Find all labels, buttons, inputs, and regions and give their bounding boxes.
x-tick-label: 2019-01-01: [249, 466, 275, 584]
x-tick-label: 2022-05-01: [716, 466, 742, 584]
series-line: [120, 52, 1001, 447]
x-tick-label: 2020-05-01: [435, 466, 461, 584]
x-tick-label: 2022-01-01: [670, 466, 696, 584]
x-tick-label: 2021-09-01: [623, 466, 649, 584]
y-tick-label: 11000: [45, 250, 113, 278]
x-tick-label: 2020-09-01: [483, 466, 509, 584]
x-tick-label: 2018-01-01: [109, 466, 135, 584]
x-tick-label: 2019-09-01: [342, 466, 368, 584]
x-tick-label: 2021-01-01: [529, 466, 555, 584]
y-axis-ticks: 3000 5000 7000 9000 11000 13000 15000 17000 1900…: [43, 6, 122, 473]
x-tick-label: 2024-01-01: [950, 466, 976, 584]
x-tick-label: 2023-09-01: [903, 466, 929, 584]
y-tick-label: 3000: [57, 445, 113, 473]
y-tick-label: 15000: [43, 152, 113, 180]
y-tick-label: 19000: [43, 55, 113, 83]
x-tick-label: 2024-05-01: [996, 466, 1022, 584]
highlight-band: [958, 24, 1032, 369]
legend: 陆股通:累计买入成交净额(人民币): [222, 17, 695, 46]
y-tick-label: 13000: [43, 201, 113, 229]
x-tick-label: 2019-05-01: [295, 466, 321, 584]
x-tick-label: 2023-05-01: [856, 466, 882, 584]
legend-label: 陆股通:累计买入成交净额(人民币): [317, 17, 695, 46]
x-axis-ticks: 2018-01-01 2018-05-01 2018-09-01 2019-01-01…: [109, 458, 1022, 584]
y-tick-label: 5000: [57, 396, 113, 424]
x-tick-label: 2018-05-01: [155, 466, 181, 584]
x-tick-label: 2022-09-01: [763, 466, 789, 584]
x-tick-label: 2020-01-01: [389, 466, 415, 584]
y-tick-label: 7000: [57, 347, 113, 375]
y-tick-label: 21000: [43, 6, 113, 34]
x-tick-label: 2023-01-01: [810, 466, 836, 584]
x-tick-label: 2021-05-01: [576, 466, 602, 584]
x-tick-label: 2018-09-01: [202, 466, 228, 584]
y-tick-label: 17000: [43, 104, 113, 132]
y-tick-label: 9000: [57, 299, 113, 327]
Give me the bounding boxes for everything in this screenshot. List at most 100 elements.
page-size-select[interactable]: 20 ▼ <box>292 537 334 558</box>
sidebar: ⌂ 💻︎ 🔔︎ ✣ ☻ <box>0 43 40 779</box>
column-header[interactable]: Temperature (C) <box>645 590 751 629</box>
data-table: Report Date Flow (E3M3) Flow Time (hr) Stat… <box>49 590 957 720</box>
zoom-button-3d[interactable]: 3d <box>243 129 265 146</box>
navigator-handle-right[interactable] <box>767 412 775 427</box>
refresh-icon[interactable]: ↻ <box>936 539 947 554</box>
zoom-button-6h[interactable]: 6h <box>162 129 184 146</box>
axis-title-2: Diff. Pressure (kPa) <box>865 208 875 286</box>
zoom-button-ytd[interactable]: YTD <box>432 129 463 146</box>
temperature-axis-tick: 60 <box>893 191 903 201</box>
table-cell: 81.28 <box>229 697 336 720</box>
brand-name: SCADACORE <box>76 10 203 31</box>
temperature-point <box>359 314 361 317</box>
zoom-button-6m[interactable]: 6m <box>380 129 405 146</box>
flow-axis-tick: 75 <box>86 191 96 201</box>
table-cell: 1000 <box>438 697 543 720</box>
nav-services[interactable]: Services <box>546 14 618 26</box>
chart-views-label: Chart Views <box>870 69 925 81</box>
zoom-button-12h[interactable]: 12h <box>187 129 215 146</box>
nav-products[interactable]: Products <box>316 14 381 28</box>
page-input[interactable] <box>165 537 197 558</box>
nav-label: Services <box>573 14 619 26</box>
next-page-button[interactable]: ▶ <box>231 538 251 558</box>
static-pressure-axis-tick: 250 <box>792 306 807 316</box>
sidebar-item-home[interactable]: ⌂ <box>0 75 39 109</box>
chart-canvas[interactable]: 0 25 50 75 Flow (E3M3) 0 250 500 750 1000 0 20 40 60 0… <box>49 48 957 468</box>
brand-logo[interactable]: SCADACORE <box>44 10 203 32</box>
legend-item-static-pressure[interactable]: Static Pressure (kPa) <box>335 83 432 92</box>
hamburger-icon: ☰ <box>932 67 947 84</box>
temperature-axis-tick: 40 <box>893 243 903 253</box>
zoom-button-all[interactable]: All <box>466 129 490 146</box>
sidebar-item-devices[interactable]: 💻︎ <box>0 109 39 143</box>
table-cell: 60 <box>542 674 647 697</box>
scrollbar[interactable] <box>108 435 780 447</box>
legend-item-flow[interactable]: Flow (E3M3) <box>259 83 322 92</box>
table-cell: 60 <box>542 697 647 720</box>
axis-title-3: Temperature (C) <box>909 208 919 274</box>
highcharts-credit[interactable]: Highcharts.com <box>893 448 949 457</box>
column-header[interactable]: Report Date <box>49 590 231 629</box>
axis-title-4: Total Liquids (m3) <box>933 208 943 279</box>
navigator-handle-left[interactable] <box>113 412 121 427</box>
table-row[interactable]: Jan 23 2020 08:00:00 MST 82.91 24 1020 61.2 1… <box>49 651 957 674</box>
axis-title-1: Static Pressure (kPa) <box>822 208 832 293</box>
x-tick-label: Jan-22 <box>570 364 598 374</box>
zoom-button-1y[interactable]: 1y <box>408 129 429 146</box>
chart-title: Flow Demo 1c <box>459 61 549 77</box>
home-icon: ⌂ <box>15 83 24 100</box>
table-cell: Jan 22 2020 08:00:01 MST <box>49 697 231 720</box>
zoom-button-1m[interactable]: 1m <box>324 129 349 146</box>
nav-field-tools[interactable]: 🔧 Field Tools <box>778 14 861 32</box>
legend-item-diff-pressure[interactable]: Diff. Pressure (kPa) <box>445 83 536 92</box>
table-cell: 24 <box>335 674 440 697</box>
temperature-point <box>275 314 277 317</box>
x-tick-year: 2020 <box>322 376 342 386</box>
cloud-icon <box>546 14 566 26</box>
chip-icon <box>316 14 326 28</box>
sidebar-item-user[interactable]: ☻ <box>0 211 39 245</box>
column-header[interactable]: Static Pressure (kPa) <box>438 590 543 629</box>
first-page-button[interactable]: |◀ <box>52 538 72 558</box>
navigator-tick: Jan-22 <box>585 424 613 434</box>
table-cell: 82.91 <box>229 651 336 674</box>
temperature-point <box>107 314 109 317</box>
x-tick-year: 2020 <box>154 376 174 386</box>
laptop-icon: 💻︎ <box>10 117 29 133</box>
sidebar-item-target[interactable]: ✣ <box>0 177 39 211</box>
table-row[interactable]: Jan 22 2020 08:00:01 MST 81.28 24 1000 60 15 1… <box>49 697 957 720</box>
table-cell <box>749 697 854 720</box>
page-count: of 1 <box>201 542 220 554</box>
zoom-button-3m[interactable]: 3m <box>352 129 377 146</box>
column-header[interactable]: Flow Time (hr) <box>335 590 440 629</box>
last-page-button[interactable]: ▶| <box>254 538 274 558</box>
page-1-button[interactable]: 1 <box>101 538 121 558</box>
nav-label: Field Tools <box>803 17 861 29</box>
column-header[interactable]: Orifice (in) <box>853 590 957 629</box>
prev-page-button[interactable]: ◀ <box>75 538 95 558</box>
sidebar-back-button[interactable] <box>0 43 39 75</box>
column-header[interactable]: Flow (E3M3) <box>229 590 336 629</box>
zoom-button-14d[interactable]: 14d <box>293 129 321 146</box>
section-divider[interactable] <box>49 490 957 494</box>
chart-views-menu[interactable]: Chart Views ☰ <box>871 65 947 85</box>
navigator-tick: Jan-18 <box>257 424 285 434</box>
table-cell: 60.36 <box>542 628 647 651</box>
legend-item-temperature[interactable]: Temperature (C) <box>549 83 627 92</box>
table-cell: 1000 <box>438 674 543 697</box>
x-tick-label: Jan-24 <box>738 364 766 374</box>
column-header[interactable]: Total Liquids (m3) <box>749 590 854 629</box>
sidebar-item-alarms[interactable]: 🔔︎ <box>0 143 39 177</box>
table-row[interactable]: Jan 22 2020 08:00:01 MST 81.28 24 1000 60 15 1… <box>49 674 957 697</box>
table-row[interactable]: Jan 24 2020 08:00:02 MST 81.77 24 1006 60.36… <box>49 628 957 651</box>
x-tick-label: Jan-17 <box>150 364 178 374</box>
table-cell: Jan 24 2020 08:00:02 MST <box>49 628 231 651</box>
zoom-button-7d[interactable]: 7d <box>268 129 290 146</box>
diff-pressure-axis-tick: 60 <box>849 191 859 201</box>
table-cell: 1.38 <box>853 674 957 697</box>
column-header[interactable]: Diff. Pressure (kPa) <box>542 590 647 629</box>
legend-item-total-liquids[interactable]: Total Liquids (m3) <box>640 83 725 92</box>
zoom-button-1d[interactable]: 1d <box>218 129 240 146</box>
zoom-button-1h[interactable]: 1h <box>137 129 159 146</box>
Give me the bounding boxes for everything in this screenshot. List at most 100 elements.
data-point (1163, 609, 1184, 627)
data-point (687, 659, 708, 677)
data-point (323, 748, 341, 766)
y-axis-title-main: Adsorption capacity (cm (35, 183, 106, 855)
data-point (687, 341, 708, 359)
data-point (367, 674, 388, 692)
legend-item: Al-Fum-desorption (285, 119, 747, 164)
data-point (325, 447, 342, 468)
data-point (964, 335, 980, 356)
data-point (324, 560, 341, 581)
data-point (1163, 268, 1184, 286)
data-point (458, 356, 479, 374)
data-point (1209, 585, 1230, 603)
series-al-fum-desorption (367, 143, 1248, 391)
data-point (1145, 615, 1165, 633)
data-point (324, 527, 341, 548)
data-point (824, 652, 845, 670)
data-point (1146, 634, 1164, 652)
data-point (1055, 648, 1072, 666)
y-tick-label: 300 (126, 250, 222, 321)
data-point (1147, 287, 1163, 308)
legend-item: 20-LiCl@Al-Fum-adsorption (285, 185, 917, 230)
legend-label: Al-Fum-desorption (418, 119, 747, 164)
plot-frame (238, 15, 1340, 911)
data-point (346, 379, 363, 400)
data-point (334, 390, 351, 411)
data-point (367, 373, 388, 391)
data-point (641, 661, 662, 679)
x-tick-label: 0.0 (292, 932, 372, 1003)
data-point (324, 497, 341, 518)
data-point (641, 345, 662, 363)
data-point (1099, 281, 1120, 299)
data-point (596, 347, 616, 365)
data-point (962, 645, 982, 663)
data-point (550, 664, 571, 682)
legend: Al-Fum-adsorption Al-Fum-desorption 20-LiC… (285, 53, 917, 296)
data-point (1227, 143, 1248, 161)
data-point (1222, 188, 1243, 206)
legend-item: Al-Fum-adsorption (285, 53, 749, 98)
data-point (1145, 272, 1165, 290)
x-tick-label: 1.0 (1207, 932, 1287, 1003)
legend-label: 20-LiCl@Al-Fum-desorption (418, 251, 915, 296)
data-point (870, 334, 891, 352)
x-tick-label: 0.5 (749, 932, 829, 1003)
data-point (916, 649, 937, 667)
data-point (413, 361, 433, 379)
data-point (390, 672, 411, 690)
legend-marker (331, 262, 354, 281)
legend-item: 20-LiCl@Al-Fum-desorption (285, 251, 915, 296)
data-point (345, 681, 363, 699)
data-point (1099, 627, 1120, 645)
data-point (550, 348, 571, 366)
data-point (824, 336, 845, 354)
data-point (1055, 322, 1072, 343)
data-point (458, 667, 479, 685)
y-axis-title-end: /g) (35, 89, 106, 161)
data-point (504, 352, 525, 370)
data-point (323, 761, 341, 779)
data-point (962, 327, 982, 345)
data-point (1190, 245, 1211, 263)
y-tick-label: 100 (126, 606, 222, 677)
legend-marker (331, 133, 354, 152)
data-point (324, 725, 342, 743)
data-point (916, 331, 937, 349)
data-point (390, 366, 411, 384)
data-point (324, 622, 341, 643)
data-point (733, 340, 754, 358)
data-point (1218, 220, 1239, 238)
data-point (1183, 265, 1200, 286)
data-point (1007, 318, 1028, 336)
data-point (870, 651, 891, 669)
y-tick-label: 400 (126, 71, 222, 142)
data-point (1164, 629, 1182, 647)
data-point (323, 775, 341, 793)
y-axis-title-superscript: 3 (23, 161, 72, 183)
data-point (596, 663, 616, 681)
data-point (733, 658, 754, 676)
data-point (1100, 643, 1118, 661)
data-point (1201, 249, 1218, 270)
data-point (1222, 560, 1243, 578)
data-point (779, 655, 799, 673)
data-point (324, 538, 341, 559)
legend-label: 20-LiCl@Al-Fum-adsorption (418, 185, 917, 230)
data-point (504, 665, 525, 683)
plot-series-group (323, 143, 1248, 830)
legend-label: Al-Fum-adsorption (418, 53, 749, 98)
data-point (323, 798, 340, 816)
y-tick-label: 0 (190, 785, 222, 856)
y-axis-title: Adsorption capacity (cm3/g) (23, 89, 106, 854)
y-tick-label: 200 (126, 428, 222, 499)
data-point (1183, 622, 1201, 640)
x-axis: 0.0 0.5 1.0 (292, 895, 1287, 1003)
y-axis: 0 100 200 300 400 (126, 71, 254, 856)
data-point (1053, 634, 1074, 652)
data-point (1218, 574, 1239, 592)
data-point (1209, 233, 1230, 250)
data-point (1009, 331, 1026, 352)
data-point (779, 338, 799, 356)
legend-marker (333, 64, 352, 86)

------------------------------------------------

Extract the rows from the first one through the row containing "highlight-band: [958, 24, 1032, 369]", inclusive, and reproduce them verbatim.

▶ [Correct result]:
Find all labels, buttons, inputs, and regions and give their bounding boxes.
x-tick-label: 2019-01-01: [249, 466, 275, 584]
x-tick-label: 2022-05-01: [716, 466, 742, 584]
series-line: [120, 52, 1001, 447]
x-tick-label: 2020-05-01: [435, 466, 461, 584]
x-tick-label: 2022-01-01: [670, 466, 696, 584]
x-tick-label: 2021-09-01: [623, 466, 649, 584]
y-tick-label: 11000: [45, 250, 113, 278]
x-tick-label: 2020-09-01: [483, 466, 509, 584]
x-tick-label: 2018-01-01: [109, 466, 135, 584]
x-tick-label: 2019-09-01: [342, 466, 368, 584]
x-tick-label: 2021-01-01: [529, 466, 555, 584]
y-axis-ticks: 3000 5000 7000 9000 11000 13000 15000 17000 1900…: [43, 6, 122, 473]
x-tick-label: 2024-01-01: [950, 466, 976, 584]
x-tick-label: 2023-09-01: [903, 466, 929, 584]
y-tick-label: 3000: [57, 445, 113, 473]
y-tick-label: 15000: [43, 152, 113, 180]
y-tick-label: 19000: [43, 55, 113, 83]
x-tick-label: 2024-05-01: [996, 466, 1022, 584]
highlight-band: [958, 24, 1032, 369]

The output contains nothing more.